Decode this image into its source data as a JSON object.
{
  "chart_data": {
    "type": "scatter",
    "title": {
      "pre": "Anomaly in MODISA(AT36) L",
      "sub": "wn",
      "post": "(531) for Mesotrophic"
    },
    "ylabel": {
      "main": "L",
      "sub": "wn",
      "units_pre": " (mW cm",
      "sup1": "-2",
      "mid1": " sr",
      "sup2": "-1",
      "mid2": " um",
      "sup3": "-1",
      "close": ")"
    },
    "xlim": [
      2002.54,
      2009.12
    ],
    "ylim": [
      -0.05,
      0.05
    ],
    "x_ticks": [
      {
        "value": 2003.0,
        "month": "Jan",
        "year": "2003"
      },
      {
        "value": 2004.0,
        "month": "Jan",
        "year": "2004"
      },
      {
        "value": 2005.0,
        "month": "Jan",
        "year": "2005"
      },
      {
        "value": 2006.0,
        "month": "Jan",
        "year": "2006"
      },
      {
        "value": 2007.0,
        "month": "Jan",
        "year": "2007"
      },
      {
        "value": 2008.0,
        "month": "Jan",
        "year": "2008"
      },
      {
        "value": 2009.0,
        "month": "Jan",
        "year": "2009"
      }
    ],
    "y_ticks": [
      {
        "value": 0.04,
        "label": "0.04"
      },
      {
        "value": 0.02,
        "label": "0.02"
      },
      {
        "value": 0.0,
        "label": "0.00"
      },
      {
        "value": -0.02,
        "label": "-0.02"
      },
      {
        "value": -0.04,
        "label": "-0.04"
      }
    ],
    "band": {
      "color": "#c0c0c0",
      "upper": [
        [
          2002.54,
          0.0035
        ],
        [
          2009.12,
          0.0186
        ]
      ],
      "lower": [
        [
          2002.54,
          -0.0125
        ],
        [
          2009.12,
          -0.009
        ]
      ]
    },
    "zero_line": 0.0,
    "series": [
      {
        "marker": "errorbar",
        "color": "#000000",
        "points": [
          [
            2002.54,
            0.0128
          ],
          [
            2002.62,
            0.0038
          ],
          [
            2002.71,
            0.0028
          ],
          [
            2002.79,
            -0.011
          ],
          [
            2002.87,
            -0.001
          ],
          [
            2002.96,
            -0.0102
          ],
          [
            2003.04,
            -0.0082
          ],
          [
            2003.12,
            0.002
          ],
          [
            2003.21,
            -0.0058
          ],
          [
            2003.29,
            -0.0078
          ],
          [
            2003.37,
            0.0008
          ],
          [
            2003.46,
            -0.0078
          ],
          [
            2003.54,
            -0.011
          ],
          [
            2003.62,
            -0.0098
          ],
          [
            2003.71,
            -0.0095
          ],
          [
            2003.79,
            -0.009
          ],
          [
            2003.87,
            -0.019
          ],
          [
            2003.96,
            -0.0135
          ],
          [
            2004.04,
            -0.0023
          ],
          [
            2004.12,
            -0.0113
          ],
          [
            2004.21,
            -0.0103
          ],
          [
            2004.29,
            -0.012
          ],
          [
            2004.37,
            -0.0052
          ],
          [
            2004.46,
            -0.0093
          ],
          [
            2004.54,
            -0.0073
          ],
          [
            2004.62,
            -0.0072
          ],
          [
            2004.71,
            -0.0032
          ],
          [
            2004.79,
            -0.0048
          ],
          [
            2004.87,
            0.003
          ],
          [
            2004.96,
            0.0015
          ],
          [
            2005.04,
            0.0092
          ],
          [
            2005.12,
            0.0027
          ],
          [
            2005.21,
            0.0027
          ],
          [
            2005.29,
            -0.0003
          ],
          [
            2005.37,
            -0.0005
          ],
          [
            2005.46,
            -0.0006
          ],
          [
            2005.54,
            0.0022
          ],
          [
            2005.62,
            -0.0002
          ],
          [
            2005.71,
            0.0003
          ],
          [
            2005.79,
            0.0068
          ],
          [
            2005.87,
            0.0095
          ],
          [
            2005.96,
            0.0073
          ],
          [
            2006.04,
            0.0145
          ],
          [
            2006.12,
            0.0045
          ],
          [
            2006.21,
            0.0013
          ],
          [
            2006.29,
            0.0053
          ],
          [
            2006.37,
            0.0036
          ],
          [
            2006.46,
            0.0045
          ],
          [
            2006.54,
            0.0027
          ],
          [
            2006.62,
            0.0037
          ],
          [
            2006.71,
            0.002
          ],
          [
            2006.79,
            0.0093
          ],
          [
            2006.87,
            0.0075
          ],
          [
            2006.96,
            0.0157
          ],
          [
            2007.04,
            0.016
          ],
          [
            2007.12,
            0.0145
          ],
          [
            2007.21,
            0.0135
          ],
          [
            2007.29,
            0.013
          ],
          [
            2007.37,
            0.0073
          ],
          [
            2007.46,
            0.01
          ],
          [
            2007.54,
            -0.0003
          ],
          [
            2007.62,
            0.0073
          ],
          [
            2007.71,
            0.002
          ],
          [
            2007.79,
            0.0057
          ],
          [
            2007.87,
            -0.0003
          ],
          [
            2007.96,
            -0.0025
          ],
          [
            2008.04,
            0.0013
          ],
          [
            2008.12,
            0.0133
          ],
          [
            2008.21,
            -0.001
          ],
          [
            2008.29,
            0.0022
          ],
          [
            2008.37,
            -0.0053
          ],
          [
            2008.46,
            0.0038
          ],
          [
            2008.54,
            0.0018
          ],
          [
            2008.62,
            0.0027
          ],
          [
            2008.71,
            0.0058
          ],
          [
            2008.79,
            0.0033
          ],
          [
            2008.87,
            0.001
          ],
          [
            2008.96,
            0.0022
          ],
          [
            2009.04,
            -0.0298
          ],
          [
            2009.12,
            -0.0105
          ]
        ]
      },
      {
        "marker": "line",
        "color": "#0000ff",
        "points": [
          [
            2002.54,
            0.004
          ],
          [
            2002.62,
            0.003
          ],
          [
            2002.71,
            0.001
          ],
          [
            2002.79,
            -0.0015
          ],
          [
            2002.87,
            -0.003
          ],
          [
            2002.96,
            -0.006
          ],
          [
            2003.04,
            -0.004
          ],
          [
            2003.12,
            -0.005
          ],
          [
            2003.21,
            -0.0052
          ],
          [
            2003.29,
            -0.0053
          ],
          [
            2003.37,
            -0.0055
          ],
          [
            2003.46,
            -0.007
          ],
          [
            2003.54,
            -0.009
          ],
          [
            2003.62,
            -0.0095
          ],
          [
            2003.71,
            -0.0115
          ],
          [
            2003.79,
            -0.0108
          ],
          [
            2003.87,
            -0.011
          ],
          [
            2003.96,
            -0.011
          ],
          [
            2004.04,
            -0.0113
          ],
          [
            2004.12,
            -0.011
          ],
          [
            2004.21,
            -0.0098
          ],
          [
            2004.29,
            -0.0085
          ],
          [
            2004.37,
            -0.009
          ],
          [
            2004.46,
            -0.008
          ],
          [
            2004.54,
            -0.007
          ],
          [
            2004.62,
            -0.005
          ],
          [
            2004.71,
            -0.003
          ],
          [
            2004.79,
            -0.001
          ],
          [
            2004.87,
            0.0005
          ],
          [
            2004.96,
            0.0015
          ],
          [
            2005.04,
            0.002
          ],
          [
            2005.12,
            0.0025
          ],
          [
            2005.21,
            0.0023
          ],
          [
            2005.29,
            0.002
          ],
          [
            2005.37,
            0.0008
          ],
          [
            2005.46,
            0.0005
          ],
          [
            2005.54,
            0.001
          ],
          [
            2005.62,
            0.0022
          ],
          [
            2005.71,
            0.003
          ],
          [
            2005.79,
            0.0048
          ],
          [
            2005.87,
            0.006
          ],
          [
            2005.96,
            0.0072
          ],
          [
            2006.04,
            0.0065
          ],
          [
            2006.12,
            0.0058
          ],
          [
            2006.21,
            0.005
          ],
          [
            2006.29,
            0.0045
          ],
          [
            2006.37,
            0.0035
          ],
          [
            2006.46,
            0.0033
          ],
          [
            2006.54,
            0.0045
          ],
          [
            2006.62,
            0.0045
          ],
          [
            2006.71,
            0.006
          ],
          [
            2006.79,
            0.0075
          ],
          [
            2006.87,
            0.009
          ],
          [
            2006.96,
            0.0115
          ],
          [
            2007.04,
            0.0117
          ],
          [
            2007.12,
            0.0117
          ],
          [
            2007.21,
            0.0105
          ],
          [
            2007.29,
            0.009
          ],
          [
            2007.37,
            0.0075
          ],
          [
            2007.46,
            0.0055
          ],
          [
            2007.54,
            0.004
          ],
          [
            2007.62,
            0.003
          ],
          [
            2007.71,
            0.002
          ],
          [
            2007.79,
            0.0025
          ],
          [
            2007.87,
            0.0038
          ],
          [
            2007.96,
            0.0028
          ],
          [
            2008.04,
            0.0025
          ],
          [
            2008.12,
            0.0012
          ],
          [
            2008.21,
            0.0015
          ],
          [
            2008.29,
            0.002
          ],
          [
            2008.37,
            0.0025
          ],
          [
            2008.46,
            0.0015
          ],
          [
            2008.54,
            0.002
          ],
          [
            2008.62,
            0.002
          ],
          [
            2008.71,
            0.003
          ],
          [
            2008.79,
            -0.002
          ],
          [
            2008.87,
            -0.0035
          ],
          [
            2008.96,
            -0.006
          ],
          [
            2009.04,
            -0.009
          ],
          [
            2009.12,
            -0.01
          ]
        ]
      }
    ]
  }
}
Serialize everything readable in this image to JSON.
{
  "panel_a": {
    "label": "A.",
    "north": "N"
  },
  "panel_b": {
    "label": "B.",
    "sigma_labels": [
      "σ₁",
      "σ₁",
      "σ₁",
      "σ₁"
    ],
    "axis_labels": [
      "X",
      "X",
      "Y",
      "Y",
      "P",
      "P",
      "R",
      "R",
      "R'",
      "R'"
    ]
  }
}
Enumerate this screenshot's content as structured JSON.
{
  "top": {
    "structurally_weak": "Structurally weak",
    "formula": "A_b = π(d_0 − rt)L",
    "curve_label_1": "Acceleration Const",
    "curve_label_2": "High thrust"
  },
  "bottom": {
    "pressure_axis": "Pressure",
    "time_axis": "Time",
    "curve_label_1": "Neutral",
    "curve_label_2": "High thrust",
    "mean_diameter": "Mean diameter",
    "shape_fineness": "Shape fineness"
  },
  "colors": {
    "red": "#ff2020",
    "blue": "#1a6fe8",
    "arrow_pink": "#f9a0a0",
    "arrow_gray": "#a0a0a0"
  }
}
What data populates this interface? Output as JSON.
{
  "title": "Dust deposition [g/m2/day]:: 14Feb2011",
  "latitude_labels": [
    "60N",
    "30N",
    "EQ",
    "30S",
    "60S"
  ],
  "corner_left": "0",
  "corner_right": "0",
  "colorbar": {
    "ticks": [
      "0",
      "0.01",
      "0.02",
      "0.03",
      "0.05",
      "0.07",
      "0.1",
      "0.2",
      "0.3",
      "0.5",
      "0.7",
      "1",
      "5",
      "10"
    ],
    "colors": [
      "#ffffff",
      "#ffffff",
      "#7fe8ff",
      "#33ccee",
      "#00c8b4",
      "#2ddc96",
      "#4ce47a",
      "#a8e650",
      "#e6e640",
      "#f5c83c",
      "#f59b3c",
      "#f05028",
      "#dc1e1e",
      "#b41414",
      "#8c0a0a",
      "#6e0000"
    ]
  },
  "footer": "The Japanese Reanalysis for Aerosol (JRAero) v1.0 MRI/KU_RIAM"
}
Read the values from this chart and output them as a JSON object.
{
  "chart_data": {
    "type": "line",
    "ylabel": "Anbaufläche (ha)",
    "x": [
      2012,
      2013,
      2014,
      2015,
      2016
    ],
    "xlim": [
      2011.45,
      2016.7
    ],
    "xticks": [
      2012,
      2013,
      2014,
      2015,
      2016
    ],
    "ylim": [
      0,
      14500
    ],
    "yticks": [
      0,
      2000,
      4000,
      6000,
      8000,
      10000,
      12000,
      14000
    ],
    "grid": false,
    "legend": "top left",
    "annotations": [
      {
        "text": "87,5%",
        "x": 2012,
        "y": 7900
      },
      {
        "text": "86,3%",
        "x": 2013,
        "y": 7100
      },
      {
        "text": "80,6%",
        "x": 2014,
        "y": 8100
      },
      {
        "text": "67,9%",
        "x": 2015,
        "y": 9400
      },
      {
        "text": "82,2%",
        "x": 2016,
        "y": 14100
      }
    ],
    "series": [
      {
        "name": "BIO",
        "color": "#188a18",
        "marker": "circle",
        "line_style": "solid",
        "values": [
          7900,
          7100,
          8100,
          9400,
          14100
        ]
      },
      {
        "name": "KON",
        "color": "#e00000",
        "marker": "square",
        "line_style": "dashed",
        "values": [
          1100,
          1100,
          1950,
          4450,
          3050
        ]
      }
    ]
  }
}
*-*-*
Objective: Pick out the lines containing the string "marker" and show them.

Written answer:
        "marker": "errorbar",
        "marker": "line",
        "marker": "circle",
        "marker": "square",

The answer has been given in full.